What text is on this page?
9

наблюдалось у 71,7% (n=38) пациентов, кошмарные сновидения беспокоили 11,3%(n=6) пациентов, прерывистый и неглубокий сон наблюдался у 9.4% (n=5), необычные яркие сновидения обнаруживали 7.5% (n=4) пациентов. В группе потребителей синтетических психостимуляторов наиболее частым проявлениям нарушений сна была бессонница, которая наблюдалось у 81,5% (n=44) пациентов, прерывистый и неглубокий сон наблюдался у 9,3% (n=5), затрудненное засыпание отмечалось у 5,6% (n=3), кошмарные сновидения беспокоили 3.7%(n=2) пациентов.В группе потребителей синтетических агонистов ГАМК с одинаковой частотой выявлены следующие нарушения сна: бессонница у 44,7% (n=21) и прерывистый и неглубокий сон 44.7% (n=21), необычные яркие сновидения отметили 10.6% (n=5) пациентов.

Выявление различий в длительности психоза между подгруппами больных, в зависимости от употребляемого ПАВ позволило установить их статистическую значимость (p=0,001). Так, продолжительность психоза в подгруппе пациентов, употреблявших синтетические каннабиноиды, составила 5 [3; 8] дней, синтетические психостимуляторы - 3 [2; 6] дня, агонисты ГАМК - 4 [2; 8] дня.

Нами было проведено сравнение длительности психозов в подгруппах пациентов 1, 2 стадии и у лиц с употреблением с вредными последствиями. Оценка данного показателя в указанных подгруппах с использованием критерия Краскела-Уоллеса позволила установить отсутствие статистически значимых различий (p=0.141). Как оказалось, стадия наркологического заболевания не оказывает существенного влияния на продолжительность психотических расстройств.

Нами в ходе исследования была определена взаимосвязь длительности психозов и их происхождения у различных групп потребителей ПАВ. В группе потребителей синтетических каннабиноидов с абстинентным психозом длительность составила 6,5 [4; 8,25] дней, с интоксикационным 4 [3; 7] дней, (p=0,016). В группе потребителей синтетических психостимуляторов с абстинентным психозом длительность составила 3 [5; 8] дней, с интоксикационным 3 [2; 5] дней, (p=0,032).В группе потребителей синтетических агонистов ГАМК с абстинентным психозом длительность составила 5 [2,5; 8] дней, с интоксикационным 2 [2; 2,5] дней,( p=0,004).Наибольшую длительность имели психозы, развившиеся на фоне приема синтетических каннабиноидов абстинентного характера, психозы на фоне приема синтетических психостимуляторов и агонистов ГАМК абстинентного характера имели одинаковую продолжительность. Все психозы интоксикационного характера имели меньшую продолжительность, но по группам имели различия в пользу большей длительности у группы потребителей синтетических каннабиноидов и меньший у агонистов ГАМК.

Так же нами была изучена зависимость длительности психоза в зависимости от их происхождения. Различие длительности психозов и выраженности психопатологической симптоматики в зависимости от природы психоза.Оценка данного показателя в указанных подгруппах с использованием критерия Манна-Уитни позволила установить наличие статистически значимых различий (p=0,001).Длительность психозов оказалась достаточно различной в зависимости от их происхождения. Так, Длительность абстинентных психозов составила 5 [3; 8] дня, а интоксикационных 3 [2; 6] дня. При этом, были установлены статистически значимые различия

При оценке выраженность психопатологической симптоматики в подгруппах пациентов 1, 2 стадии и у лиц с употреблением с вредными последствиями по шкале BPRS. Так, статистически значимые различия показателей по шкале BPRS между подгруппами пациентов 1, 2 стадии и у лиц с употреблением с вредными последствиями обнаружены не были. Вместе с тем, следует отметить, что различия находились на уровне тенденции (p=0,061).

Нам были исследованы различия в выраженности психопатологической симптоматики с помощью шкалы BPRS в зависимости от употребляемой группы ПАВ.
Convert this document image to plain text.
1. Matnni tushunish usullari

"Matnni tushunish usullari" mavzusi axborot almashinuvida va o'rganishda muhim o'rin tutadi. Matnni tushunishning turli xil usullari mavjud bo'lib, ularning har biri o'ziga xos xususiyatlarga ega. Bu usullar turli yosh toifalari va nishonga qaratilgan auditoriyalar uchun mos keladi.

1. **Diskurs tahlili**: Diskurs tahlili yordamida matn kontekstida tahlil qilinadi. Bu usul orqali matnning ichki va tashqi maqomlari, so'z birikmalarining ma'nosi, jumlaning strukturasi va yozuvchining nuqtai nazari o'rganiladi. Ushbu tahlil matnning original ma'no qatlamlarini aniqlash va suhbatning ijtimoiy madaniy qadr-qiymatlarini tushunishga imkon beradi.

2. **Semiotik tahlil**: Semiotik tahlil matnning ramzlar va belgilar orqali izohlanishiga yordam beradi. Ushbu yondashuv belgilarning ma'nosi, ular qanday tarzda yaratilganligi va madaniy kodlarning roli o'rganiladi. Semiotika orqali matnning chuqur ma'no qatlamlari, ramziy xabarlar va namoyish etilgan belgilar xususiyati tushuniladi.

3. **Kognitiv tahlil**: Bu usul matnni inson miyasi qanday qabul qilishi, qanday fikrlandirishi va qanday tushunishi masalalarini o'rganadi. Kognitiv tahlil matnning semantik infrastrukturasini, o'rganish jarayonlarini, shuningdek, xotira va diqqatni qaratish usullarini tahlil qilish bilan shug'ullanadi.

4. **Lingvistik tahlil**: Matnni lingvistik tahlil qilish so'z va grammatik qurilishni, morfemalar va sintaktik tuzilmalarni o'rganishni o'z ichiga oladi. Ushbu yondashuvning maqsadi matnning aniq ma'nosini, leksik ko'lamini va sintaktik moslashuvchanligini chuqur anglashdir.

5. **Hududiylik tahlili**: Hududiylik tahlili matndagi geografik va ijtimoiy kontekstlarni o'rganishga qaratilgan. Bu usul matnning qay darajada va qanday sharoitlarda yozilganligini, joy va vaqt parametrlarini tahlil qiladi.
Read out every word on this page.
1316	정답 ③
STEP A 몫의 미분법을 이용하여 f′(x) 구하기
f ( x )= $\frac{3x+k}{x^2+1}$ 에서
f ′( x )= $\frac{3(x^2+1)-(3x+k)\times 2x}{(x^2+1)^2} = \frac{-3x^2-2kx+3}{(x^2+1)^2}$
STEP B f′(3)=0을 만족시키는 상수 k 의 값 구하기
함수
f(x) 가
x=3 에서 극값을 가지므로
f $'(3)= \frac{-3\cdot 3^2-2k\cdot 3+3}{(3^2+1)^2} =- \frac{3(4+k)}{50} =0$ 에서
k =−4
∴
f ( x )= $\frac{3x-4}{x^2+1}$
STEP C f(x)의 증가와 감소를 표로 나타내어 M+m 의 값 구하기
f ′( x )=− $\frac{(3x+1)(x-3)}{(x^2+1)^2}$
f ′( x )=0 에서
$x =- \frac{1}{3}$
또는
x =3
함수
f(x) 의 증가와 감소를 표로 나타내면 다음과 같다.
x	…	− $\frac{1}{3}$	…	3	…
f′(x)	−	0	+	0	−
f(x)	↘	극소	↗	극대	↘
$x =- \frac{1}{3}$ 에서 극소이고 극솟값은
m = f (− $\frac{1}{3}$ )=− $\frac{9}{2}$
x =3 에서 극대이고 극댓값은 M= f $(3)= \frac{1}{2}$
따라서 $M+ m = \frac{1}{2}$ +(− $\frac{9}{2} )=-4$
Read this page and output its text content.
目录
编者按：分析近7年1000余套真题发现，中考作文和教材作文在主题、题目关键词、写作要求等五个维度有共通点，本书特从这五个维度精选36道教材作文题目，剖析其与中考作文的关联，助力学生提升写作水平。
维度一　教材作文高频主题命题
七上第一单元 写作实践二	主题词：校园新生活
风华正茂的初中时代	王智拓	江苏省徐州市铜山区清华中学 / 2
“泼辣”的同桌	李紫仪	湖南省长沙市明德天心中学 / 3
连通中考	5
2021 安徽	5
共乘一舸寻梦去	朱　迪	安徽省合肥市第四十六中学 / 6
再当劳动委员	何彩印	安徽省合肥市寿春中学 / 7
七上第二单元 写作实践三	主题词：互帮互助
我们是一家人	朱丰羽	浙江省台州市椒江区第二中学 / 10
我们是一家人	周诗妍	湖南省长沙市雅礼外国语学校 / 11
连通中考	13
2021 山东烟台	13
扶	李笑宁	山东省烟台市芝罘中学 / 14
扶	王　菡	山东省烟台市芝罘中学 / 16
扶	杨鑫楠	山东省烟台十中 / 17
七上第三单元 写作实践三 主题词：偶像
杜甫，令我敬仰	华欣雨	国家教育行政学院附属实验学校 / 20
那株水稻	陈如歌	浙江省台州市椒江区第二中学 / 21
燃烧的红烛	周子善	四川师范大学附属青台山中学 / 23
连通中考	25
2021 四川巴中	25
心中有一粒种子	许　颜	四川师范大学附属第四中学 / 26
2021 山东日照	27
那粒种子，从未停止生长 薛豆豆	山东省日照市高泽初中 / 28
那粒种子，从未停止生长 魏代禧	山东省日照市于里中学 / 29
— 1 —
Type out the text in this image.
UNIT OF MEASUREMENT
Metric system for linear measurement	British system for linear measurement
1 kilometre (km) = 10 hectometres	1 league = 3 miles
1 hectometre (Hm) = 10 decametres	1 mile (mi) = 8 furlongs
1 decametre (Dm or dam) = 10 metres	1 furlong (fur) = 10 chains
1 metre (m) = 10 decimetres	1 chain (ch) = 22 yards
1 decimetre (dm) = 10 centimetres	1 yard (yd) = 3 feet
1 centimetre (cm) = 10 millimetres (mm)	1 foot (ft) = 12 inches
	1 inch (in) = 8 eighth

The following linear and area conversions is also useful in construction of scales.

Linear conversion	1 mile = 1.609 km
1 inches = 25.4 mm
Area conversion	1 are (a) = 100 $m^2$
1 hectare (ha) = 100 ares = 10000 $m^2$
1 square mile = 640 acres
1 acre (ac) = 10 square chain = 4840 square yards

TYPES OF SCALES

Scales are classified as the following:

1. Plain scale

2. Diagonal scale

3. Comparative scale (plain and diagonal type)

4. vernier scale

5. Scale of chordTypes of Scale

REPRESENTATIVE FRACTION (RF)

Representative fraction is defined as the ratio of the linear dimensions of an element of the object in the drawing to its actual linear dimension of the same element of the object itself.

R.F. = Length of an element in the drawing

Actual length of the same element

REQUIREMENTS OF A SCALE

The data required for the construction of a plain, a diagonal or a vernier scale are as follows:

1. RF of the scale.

§ Task to carry out:
Scan the data above; copy every line where "写作实践三" appears.

§ Response to the task:
七上第二单元 写作实践三	主题词：互帮互助
七上第三单元 写作实践三 主题词：偶像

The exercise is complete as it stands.